Extracted data:

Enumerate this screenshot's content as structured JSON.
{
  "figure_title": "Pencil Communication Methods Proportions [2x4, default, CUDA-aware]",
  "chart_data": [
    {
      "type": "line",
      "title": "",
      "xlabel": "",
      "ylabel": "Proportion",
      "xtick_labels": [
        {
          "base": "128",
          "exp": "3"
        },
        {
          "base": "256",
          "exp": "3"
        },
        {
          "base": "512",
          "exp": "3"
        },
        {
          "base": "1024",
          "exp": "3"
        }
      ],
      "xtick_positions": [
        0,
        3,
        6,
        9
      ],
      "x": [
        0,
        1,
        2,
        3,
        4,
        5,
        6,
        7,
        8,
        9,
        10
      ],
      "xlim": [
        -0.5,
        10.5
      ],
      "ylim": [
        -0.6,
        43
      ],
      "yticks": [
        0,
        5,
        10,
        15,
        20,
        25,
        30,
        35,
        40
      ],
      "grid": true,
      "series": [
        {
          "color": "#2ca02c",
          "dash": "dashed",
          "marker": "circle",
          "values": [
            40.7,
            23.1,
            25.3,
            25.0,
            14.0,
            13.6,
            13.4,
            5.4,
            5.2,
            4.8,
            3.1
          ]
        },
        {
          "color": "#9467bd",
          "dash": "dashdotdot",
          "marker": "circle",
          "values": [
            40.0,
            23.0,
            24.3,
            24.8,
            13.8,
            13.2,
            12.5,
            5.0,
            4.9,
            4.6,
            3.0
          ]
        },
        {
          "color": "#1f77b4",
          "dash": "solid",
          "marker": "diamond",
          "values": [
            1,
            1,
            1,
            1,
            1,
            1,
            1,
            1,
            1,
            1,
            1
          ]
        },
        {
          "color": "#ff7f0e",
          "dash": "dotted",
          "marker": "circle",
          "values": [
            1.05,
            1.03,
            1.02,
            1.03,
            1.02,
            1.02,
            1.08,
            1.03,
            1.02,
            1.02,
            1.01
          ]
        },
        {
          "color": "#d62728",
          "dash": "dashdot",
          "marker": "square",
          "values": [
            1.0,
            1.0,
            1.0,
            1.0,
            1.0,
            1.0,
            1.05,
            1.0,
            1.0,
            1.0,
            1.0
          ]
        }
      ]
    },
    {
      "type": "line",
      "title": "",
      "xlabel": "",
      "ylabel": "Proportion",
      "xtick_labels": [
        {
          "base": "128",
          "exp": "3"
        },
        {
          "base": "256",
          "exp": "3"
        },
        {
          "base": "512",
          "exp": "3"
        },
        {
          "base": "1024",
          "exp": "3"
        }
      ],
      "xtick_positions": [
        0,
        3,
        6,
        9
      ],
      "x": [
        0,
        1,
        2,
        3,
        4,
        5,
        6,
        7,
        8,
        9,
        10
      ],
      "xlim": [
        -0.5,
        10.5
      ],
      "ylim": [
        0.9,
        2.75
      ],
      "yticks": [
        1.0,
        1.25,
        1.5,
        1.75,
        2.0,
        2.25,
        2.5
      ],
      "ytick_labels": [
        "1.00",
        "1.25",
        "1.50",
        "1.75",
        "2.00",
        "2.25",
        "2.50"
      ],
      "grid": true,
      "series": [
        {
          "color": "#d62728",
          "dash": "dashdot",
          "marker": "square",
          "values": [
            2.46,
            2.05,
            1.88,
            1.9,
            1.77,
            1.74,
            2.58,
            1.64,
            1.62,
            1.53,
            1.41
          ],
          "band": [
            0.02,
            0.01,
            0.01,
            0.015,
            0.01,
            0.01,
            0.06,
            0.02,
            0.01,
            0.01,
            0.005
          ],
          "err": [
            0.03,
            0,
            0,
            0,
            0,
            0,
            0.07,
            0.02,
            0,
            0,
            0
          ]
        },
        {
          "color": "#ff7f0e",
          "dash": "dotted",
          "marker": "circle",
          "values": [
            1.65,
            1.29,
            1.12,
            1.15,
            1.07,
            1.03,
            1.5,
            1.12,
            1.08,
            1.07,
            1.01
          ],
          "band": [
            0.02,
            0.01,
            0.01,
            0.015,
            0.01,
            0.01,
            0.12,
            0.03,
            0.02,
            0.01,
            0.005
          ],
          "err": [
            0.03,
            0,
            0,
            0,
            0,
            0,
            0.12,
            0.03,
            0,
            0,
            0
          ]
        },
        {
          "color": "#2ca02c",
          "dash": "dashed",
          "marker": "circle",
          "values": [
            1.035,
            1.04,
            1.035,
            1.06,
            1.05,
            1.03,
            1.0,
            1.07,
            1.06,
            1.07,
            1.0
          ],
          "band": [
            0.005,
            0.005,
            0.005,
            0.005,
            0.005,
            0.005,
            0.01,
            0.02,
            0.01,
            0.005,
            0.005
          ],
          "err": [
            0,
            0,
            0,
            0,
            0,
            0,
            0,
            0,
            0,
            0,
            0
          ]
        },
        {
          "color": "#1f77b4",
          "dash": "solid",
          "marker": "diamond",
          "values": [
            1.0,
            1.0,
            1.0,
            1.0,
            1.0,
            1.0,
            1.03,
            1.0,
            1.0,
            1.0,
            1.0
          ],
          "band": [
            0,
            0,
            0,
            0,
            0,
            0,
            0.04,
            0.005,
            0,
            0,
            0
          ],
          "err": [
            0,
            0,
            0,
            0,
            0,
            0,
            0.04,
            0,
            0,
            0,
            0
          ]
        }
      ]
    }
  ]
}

Exercise objective:
All of the entries should be written out again exactly.

Solution for this task:
Enumerate this screenshot's content as structured JSON.
{
  "figure_title": "Pencil Communication Methods Proportions [2x4, default, CUDA-aware]",
  "chart_data": [
    {
      "type": "line",
      "title": "",
      "xlabel": "",
      "ylabel": "Proportion",
      "xtick_labels": [
        {
          "base": "128",
          "exp": "3"
        },
        {
          "base": "256",
          "exp": "3"
        },
        {
          "base": "512",
          "exp": "3"
        },
        {
          "base": "1024",
          "exp": "3"
        }
      ],
      "xtick_positions": [
        0,
        3,
        6,
        9
      ],
      "x": [
        0,
        1,
        2,
        3,
        4,
        5,
        6,
        7,
        8,
        9,
        10
      ],
      "xlim": [
        -0.5,
        10.5
      ],
      "ylim": [
        -0.6,
        43
      ],
      "yticks": [
        0,
        5,
        10,
        15,
        20,
        25,
        30,
        35,
        40
      ],
      "grid": true,
      "series": [
        {
          "color": "#2ca02c",
          "dash": "dashed",
          "marker": "circle",
          "values": [
            40.7,
            23.1,
            25.3,
            25.0,
            14.0,
            13.6,
            13.4,
            5.4,
            5.2,
            4.8,
            3.1
          ]
        },
        {
          "color": "#9467bd",
          "dash": "dashdotdot",
          "marker": "circle",
          "values": [
            40.0,
            23.0,
            24.3,
            24.8,
            13.8,
            13.2,
            12.5,
            5.0,
            4.9,
            4.6,
            3.0
          ]
        },
        {
          "color": "#1f77b4",
          "dash": "solid",
          "marker": "diamond",
          "values": [
            1,
            1,
            1,
            1,
            1,
            1,
            1,
            1,
            1,
            1,
            1
          ]
        },
        {
          "color": "#ff7f0e",
          "dash": "dotted",
          "marker": "circle",
          "values": [
            1.05,
            1.03,
            1.02,
            1.03,
            1.02,
            1.02,
            1.08,
            1.03,
            1.02,
            1.02,
            1.01
          ]
        },
        {
          "color": "#d62728",
          "dash": "dashdot",
          "marker": "square",
          "values": [
            1.0,
            1.0,
            1.0,
            1.0,
            1.0,
            1.0,
            1.05,
            1.0,
            1.0,
            1.0,
            1.0
          ]
        }
      ]
    },
    {
      "type": "line",
      "title": "",
      "xlabel": "",
      "ylabel": "Proportion",
      "xtick_labels": [
        {
          "base": "128",
          "exp": "3"
        },
        {
          "base": "256",
          "exp": "3"
        },
        {
          "base": "512",
          "exp": "3"
        },
        {
          "base": "1024",
          "exp": "3"
        }
      ],
      "xtick_positions": [
        0,
        3,
        6,
        9
      ],
      "x": [
        0,
        1,
        2,
        3,
        4,
        5,
        6,
        7,
        8,
        9,
        10
      ],
      "xlim": [
        -0.5,
        10.5
      ],
      "ylim": [
        0.9,
        2.75
      ],
      "yticks": [
        1.0,
        1.25,
        1.5,
        1.75,
        2.0,
        2.25,
        2.5
      ],
      "ytick_labels": [
        "1.00",
        "1.25",
        "1.50",
        "1.75",
        "2.00",
        "2.25",
        "2.50"
      ],
      "grid": true,
      "series": [
        {
          "color": "#d62728",
          "dash": "dashdot",
          "marker": "square",
          "values": [
            2.46,
            2.05,
            1.88,
            1.9,
            1.77,
            1.74,
            2.58,
            1.64,
            1.62,
            1.53,
            1.41
          ],
          "band": [
            0.02,
            0.01,
            0.01,
            0.015,
            0.01,
            0.01,
            0.06,
            0.02,
            0.01,
            0.01,
            0.005
          ],
          "err": [
            0.03,
            0,
            0,
            0,
            0,
            0,
            0.07,
            0.02,
            0,
            0,
            0
          ]
        },
        {
          "color": "#ff7f0e",
          "dash": "dotted",
          "marker": "circle",
          "values": [
            1.65,
            1.29,
            1.12,
            1.15,
            1.07,
            1.03,
            1.5,
            1.12,
            1.08,
            1.07,
            1.01
          ],
          "band": [
            0.02,
            0.01,
            0.01,
            0.015,
            0.01,
            0.01,
            0.12,
            0.03,
            0.02,
            0.01,
            0.005
          ],
          "err": [
            0.03,
            0,
            0,
            0,
            0,
            0,
            0.12,
            0.03,
            0,
            0,
            0
          ]
        },
        {
          "color": "#2ca02c",
          "dash": "dashed",
          "marker": "circle",
          "values": [
            1.035,
            1.04,
            1.035,
            1.06,
            1.05,
            1.03,
            1.0,
            1.07,
            1.06,
            1.07,
            1.0
          ],
          "band": [
            0.005,
            0.005,
            0.005,
            0.005,
            0.005,
            0.005,
            0.01,
            0.02,
            0.01,
            0.005,
            0.005
          ],
          "err": [
            0,
            0,
            0,
            0,
            0,
            0,
            0,
            0,
            0,
            0,
            0
          ]
        },
        {
          "color": "#1f77b4",
          "dash": "solid",
          "marker": "diamond",
          "values": [
            1.0,
            1.0,
            1.0,
            1.0,
            1.0,
            1.0,
            1.03,
            1.0,
            1.0,
            1.0,
            1.0
          ],
          "band": [
            0,
            0,
            0,
            0,
            0,
            0,
            0.04,
            0.005,
            0,
            0,
            0
          ],
          "err": [
            0,
            0,
            0,
            0,
            0,
            0,
            0.04,
            0,
            0,
            0,
            0
          ]
        }
      ]
    }
  ]
}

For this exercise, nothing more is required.